## Página

Debe estar llegando a los ochenta años. Reflexiono en el estado de indefensión en el que pueden estar Anahí y su madre, presas fáciles para cualquier adolescente inescrupuloso.

Le tomo una foto a Anahí frente a su biblioteca, me acurruco para quedar de su altura y tomo otra. Me ofrece una botella de agua y volvemos a su estudio.

–¿Conoces a algún poeta inédito de la región?

–No te puedo guiar a ninguno porque ni siquiera me encuentro con los que publican. Esta ciudad es de tránsito. Vos aquí tenés amigos pero siempre se están yendo.

–Algo así me pasaba en Filadelfia.

Hablamos de algunas otras cosas hasta que me dice que el proyecto le parece un poco extraño en la era del Internet.

–Ahora cualquiera tiene acceso a publicar ahí.

–Cierto, aunque no todo el mundo lee o publica literatura por Internet. Igual busca darle importancia a la poesía. Es una búsqueda. Creo que debe haber gente por ahí que escribe muy buena poesía y ni siquiera es consciente. Hay que ver qué sale.

–Y sí. Por ahí vos tenés una idea y te encontrás con otras cosas. Peores o mejores.

Lo discutimos un rato y me dice que en Comodoro Rivadavia me contacta con Luciana Mellado, en Bariloche con Graciela Cros y aquí en Ushuaia con Luis Comis.

–Ya le he escrito, pero no me ha respondido los mensajes.

## Datos proporcionados
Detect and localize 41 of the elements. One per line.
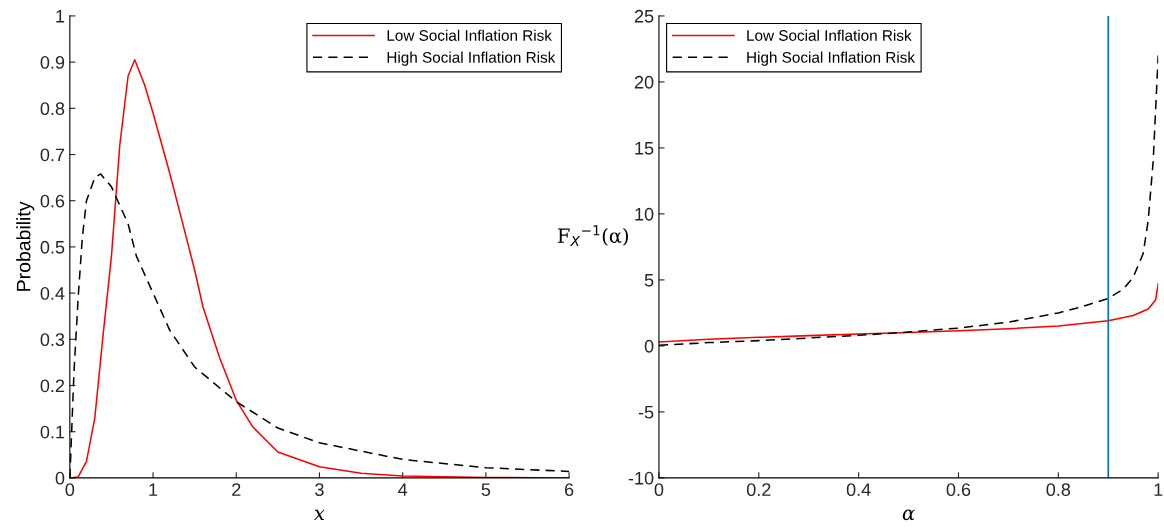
x-tick-label: 0 [654,483,664,497]
y-tick-label: 0 [644,339,654,353]
y-tick-label: 0.8 [40,102,65,116]
y-tick-label: -10 [628,471,654,485]
y-tick-label: 25 [634,9,654,23]
x-tick-label: 4 [398,483,408,496]
y-tick-label: -5 [638,406,654,419]
x-tick-label: 6 [564,483,574,497]
line-series [658,283,1159,343]
x-tick-label: 0 [65,483,75,497]
y-tick-label: 10 [635,207,654,221]
y-tick-label: 0.6 [40,194,65,208]
y-tick-label: 20 [634,75,654,89]
x-tick-label: 0.8 [1046,483,1071,497]
y-tick-label: 0 [55,471,65,485]
y-tick-label: 0.3 [40,333,65,347]
legend-label: Low Social Inflation Risk [387,29,552,41]
x-tick-label: 0.2 [746,483,771,497]
x-tick-label: 1 [1154,483,1163,496]
y-tick-label: 0.5 [40,240,65,254]
legend-label: High Social Inflation Risk [747,51,916,66]
y-tick-label: 0.9 [40,56,65,69]
y-tick-label: 5 [644,274,654,287]
x-tick-label: 5 [481,483,491,497]
y-tick-label: 15 [635,142,654,155]
legend-label: High Social Inflation Risk [387,51,556,66]
x-axis-title: α [902,509,915,521]
y-axis-title: Probability [16,201,35,291]
y-tick-label: 0.2 [40,379,65,393]
y-tick-label: 1 [56,10,65,23]
y-tick-label: 0.4 [40,287,65,300]
x-tick-label: 3 [315,483,324,497]
x-tick-label: 0.6 [946,483,971,497]
x-tick-label: 2 [232,483,241,496]
y-tick-label: 0.1 [40,425,65,439]
x-tick-label: 1 [149,483,158,496]
legend-label: Low Social Inflation Risk [747,29,912,41]
y-axis-title: F$_{X}$$^{−1}$(α) [557,225,628,246]
y-tick-label: 0.7 [40,148,65,162]
x-axis-title: x [314,509,325,520]
x-tick-label: 0.4 [846,483,871,497]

## Ejercicio breve A
Responde según el texto sobre la visita a Anahí:
(i) ¿Qué ofrece Anahí antes de volver al estudio?
(ii) ¿Cómo describe Anahí la ciudad?
(iii) ¿Qué persona se menciona como contacto en Bariloche?
## Ejercicio breve B
Escribe la continuación del texto sobre la visita a Anahí a partir de su última línea.

## Respuesta A
(i) Una botella de agua.
(ii) Como una ciudad de tránsito.
(iii) Graciela Cros.

## Respuesta B
Me da un correo diferente al que tengo, me anota los teléfonos de Nini Bernardello en un papel y me firma los libros «El poema se va sin saludarnos», «Bonus track» y «El viento sopla». Lo abro y leo «Del otro lado».

 

«La mujer que encontraron muerta en la playa era joven.

El martes y miércoles cayeron meteoritos detrás del glaciar,

los pobladores dijeron que llevaban una cola de fuego azul.

Del otro lado de la ciudad hubo grandes estruendos.

Un pájaro castaño cruzó un cielo de nubes oscuras.

Por esta calle no anda ni un alma. Y eso que es viernes».


 Paso a otra página y leo «Un día como otros».


«Dice que están por demoler la casa de enfrente,

la de chapas de color verde agua

con el jardín tan descuidado que parece abandonado.

Que ayer escuchó en la calle que ahí construirán un hotel.

En la ciudad los hoteles brotan como hongos.

¿Y el viento?

El viento sopla».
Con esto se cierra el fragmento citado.